Dataset items:
** Start **
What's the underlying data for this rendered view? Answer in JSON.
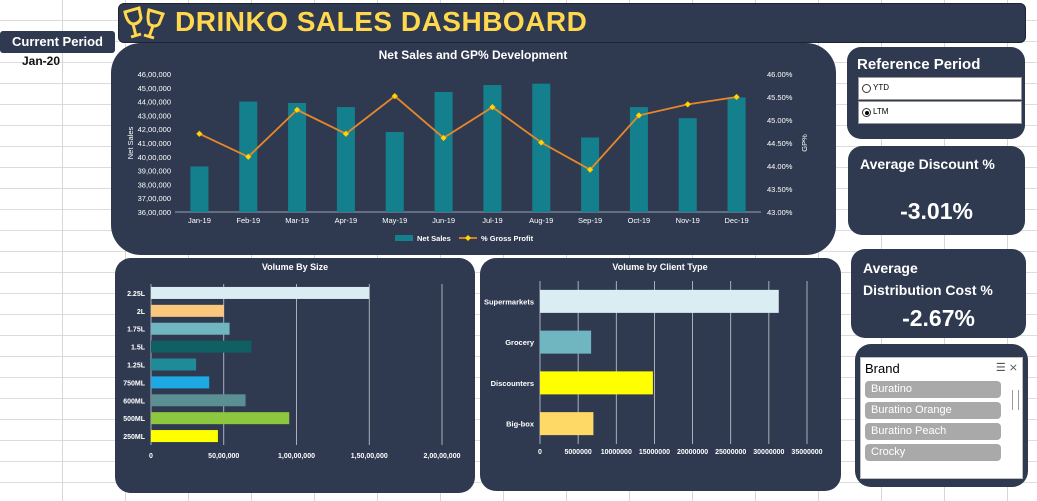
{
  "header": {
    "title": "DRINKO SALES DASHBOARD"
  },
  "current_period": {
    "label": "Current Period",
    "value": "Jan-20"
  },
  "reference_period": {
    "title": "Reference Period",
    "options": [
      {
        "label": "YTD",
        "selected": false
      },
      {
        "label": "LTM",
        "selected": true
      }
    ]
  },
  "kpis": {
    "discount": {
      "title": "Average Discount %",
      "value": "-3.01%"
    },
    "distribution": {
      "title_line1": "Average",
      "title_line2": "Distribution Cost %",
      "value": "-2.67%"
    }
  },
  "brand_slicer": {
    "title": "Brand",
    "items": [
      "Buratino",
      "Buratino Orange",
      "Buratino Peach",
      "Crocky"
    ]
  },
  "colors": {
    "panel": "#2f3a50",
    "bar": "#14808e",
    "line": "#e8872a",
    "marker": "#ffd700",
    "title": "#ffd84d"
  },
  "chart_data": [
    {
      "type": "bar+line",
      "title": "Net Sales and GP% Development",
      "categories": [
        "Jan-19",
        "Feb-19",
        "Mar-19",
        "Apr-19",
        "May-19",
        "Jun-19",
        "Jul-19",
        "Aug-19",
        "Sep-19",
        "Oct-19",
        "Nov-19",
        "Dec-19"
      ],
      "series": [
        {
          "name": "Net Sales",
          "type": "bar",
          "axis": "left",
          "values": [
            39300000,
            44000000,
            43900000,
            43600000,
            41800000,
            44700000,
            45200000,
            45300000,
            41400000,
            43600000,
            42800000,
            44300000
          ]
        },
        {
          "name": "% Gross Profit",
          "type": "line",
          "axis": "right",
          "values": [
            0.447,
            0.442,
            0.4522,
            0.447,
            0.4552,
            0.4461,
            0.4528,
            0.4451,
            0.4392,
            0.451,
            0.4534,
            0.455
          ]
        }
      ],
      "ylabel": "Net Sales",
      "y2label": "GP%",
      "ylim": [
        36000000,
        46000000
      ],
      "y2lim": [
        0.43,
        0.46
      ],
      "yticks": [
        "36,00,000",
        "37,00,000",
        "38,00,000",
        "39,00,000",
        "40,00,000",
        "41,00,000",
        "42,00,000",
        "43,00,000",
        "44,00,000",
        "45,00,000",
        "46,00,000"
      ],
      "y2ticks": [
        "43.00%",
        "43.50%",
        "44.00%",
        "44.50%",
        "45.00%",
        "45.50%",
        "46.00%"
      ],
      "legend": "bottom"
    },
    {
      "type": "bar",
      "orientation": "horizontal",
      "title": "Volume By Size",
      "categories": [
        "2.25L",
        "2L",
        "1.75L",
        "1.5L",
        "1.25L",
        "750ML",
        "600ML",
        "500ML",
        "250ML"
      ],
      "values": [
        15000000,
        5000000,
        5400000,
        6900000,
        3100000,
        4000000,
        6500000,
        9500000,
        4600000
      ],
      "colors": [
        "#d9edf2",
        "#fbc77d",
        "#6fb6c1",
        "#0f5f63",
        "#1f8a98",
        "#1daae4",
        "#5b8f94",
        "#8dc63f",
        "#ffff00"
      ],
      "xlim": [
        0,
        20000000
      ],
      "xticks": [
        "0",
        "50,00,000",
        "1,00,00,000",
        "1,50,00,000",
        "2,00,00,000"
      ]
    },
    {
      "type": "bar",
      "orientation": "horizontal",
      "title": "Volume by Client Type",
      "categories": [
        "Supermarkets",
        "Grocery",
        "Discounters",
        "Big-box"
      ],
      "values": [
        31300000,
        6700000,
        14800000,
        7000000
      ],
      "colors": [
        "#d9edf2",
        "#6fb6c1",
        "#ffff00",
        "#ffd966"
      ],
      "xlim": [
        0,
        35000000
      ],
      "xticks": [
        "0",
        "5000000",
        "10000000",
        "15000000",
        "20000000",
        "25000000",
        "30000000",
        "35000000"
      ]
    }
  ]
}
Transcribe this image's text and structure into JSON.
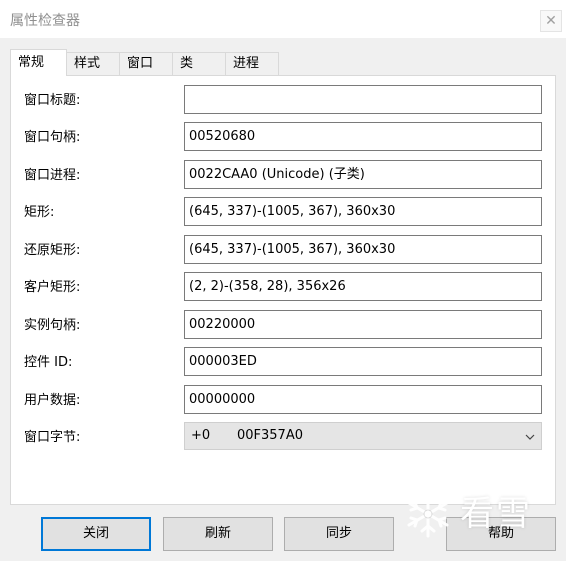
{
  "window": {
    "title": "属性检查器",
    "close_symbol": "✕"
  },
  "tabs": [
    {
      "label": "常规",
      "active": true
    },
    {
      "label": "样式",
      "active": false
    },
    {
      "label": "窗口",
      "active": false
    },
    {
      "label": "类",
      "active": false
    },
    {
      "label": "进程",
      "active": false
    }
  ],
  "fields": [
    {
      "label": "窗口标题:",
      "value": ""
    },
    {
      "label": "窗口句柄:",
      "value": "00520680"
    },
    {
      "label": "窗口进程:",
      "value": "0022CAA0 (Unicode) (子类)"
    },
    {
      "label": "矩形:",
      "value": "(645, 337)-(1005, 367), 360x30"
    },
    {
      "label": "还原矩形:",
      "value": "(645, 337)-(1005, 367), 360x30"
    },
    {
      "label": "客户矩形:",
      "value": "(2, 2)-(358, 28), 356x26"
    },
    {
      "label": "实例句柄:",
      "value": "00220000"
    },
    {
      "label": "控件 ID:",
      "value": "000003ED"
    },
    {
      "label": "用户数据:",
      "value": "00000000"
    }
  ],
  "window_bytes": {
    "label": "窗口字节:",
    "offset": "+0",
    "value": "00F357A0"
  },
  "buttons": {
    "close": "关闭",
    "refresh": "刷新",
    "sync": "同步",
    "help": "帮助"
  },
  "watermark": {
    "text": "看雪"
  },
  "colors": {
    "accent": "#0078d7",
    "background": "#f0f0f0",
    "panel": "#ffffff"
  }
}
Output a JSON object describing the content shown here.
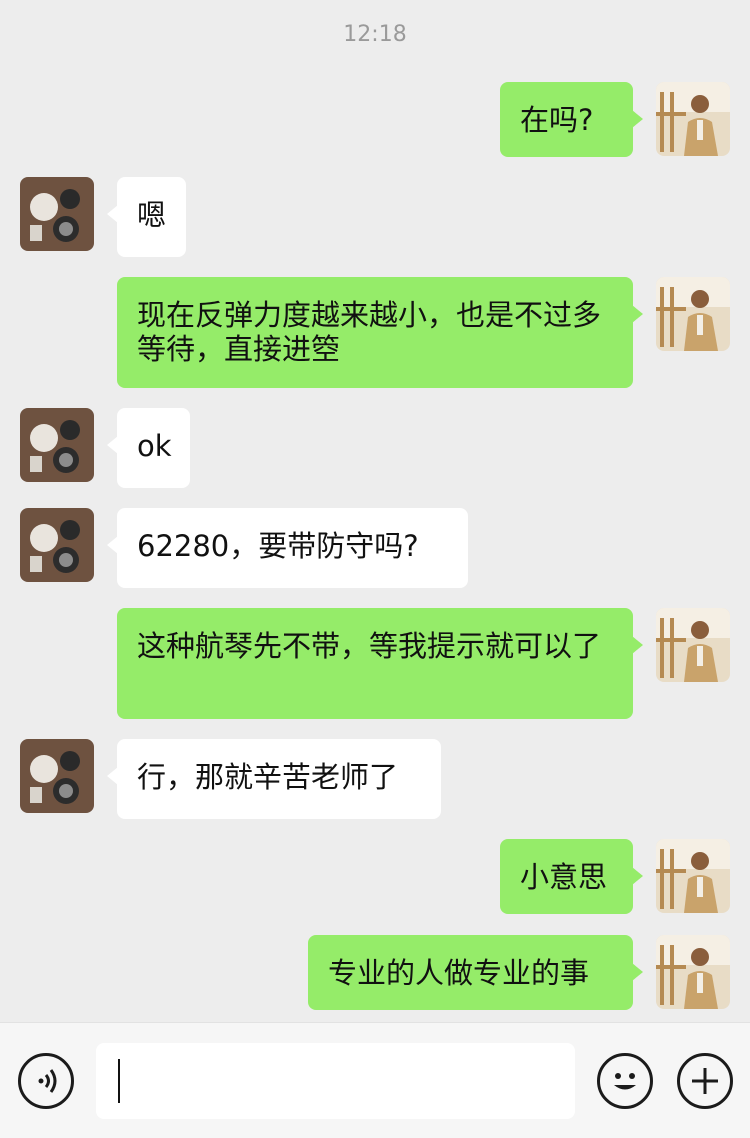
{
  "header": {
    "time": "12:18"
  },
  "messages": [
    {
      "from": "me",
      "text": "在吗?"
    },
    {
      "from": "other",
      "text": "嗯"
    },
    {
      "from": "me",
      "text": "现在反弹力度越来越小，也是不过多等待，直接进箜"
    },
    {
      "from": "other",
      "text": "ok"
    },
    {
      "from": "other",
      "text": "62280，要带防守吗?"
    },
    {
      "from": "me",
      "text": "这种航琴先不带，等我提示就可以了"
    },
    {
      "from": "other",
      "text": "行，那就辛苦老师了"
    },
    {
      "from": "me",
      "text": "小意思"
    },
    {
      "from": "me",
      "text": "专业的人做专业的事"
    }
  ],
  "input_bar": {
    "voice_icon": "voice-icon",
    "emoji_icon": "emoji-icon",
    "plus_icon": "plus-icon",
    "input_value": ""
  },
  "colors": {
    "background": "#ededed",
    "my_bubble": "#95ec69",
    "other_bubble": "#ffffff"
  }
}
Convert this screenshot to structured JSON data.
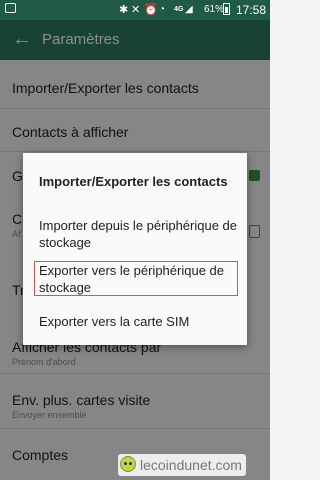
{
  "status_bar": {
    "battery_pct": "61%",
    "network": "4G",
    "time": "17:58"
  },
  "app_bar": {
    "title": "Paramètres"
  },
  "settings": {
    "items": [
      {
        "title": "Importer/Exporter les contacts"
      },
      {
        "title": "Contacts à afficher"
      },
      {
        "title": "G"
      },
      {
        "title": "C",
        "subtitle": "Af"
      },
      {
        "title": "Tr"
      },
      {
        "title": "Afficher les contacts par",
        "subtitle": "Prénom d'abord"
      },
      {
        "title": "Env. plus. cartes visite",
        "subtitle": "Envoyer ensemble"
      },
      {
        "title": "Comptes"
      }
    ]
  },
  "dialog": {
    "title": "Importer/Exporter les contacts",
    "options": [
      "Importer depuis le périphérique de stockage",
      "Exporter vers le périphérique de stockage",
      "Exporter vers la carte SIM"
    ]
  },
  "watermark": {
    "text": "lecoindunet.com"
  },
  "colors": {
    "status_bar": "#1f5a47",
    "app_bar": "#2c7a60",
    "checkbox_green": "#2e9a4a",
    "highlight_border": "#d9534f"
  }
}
** End **
## DIRECTIONS
Pictures stay out; retype only the lines from the line containing "Convert this screenshot" through the end of the listing, inclusive, exactly as they appear.

## RESPONSE TO THIS TASK
Convert this screenshot to structured JSON data.
{
  "status_bar": {
    "battery_pct": "61%",
    "network": "4G",
    "time": "17:58"
  },
  "app_bar": {
    "title": "Paramètres"
  },
  "settings": {
    "items": [
      {
        "title": "Importer/Exporter les contacts"
      },
      {
        "title": "Contacts à afficher"
      },
      {
        "title": "G"
      },
      {
        "title": "C",
        "subtitle": "Af"
      },
      {
        "title": "Tr"
      },
      {
        "title": "Afficher les contacts par",
        "subtitle": "Prénom d'abord"
      },
      {
        "title": "Env. plus. cartes visite",
        "subtitle": "Envoyer ensemble"
      },
      {
        "title": "Comptes"
      }
    ]
  },
  "dialog": {
    "title": "Importer/Exporter les contacts",
    "options": [
      "Importer depuis le périphérique de stockage",
      "Exporter vers le périphérique de stockage",
      "Exporter vers la carte SIM"
    ]
  },
  "watermark": {
    "text": "lecoindunet.com"
  },
  "colors": {
    "status_bar": "#1f5a47",
    "app_bar": "#2c7a60",
    "checkbox_green": "#2e9a4a",
    "highlight_border": "#d9534f"
  }
}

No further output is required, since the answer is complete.